◆ Data for the task ◆
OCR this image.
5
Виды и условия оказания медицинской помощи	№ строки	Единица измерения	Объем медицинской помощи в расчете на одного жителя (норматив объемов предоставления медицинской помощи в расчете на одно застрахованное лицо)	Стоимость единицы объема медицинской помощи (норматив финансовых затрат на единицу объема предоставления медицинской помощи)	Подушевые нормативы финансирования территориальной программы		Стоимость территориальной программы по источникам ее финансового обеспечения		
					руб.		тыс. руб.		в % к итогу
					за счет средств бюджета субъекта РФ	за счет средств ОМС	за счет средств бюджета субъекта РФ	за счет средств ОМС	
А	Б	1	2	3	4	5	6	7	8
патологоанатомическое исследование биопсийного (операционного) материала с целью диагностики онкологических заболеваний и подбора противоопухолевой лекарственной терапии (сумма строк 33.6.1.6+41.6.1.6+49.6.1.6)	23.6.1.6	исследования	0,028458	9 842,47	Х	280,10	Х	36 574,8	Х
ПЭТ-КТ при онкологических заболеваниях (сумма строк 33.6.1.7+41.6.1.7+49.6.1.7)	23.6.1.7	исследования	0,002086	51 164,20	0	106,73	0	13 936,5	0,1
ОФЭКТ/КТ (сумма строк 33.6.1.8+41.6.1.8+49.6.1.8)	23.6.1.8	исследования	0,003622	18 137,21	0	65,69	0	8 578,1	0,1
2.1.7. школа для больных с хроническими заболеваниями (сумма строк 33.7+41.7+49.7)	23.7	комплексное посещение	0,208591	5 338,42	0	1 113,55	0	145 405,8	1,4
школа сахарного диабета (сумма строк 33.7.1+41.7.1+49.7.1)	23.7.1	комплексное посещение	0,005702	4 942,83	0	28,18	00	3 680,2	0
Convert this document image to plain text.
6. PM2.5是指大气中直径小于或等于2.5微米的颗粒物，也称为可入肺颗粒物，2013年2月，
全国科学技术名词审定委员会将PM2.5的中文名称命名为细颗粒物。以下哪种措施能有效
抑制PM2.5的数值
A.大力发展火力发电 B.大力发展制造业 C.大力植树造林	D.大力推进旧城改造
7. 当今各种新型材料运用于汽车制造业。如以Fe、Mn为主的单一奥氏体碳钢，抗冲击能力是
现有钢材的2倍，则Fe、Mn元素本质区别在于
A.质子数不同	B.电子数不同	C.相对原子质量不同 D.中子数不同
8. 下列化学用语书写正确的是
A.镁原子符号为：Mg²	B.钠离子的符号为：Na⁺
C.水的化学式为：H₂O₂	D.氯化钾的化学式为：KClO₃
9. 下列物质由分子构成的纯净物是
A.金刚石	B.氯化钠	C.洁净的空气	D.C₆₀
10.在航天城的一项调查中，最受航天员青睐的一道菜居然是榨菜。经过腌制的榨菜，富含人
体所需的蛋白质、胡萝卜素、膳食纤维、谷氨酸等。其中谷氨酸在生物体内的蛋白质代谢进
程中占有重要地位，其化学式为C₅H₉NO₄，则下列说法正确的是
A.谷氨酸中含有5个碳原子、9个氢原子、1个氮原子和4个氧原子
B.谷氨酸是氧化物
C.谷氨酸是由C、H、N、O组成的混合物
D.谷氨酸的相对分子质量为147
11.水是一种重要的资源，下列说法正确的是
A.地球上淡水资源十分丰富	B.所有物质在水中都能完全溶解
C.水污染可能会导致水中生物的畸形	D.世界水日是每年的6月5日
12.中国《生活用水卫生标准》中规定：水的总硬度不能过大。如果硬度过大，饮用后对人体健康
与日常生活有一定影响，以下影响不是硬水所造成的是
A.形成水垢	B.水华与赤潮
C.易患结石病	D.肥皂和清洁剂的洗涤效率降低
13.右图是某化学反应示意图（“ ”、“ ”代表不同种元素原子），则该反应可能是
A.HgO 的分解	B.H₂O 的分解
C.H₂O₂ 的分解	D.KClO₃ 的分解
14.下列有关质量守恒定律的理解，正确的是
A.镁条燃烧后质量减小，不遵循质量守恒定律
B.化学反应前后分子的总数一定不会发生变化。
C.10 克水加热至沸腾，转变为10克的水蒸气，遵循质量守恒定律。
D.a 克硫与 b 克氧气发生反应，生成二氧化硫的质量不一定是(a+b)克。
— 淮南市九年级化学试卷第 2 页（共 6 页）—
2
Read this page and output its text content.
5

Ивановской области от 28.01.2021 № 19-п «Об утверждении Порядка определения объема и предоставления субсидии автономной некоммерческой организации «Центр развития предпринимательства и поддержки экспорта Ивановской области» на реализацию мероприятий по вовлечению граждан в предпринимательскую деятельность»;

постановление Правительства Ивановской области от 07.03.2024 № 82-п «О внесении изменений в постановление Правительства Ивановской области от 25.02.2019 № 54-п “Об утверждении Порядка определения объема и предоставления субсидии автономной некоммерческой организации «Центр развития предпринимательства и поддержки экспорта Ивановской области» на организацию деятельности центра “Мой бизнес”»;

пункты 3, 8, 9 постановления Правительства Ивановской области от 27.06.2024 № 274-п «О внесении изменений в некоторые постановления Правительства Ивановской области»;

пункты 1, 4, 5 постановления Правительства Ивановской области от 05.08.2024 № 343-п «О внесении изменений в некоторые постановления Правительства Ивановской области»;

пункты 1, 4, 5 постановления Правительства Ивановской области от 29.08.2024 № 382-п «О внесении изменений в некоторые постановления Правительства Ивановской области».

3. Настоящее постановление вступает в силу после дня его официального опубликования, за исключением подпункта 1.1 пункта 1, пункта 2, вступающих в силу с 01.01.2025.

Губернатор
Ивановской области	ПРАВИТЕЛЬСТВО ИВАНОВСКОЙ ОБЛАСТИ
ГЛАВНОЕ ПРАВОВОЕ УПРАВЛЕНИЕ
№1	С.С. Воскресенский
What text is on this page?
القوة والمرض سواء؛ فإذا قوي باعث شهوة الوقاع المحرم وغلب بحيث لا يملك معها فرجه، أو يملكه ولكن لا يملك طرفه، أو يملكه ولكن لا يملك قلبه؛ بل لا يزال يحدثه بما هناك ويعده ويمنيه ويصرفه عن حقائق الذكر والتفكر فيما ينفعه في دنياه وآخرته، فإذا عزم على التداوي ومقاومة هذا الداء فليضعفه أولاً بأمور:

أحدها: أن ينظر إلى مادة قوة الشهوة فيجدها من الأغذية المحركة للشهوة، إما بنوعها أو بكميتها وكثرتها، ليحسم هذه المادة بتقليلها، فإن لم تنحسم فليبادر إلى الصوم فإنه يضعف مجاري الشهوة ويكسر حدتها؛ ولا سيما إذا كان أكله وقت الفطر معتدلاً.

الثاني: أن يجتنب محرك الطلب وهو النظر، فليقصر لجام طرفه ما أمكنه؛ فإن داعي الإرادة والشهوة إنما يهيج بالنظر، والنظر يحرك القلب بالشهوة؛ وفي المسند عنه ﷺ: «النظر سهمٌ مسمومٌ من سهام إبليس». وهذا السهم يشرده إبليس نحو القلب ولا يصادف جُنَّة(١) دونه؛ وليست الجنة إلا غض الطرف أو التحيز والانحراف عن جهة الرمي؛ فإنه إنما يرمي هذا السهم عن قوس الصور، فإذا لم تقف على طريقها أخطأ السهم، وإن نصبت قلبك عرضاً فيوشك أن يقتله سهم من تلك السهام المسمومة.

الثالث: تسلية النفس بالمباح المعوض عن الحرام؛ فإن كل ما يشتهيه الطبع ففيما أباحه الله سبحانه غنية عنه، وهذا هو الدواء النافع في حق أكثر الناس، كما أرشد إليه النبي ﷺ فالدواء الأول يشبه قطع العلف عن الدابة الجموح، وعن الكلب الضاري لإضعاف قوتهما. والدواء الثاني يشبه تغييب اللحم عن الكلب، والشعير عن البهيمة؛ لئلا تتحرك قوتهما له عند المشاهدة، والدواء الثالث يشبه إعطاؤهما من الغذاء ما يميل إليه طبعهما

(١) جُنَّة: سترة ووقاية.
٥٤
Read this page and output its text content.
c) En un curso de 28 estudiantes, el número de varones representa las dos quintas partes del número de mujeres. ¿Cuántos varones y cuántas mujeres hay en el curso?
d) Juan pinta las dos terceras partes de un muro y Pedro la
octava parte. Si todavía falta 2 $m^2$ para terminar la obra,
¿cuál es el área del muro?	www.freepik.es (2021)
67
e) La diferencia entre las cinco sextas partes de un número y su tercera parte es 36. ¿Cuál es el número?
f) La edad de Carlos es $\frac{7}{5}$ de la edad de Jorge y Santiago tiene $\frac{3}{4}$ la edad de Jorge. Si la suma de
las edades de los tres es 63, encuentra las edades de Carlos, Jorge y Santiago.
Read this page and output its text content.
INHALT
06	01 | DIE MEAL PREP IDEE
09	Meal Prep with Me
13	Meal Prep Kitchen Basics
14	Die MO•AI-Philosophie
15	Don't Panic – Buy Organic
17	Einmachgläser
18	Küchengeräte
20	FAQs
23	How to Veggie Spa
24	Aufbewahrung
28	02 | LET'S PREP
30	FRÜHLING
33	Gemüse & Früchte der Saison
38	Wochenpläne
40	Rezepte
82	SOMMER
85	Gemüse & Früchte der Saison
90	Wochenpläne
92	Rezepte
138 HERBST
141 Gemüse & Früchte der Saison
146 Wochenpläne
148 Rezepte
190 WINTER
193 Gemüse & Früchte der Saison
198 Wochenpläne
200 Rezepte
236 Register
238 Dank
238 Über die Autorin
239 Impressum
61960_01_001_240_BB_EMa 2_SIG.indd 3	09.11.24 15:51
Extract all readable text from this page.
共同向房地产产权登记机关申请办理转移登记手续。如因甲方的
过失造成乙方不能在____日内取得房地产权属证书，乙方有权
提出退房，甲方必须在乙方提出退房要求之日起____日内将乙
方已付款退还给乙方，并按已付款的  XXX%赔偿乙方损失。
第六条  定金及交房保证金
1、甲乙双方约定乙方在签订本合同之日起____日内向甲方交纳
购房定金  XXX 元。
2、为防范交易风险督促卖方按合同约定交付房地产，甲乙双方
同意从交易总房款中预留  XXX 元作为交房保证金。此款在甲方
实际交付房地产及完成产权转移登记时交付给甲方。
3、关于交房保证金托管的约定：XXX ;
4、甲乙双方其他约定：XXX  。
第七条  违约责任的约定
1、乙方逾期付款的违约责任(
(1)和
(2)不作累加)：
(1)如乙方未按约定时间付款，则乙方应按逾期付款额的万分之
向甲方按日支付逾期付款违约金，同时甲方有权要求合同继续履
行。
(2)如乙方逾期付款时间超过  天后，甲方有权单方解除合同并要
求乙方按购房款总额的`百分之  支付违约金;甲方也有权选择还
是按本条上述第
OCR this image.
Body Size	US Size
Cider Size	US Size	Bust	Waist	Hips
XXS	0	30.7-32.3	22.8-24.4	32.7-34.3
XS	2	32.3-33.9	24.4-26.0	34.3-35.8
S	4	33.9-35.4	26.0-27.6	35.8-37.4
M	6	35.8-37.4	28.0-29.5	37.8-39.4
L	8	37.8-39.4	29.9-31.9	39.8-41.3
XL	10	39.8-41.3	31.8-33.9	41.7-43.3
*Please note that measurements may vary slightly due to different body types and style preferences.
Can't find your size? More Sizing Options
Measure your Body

◆ Brief ◆
Find the word "определения" in the records and pull out each line that has it.

◆ Right answer ◆
Ивановской области от 28.01.2021 № 19-п «Об утверждении Порядка определения объема и предоставления субсидии автономной некоммерческой организации «Центр развития предпринимательства и поддержки экспорта Ивановской области» на реализацию мероприятий по вовлечению граждан в предпринимательскую деятельность»;
постановление Правительства Ивановской области от 07.03.2024 № 82-п «О внесении изменений в постановление Правительства Ивановской области от 25.02.2019 № 54-п “Об утверждении Порядка определения объема и предоставления субсидии автономной некоммерческой организации «Центр развития предпринимательства и поддержки экспорта Ивановской области» на организацию деятельности центра “Мой бизнес”»;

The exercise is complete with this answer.